Given exercise - Only the lines holding the string "问题讨论" are needed. Copy each one.

Records from a data source -
______

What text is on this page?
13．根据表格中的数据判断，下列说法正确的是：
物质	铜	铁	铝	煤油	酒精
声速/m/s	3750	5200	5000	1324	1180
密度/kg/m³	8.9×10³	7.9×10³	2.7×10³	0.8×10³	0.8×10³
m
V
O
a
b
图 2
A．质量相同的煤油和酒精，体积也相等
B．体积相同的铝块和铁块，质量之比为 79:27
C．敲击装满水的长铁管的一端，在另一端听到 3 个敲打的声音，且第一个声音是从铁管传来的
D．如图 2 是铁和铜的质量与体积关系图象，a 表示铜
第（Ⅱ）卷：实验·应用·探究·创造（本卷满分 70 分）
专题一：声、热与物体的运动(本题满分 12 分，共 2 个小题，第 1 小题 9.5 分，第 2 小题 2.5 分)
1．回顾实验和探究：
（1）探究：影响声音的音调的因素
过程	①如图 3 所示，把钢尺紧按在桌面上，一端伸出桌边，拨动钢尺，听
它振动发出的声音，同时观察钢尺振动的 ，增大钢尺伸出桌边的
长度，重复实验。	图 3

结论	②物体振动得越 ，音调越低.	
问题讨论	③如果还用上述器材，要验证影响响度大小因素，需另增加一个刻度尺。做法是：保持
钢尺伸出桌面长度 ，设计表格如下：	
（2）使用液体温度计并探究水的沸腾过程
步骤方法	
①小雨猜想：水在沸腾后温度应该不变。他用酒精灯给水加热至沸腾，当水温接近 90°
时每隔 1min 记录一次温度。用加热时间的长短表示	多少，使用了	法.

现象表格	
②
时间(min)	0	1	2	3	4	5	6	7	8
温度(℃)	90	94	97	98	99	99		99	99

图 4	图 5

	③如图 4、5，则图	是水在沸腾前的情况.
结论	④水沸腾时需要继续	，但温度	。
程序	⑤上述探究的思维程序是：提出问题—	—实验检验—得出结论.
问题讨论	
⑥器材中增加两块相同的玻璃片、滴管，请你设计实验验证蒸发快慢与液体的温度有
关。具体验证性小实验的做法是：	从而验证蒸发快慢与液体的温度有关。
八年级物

______

Complete output -
问题讨论	③如果还用上述器材，要验证影响响度大小因素，需另增加一个刻度尺。做法是：保持
问题讨论	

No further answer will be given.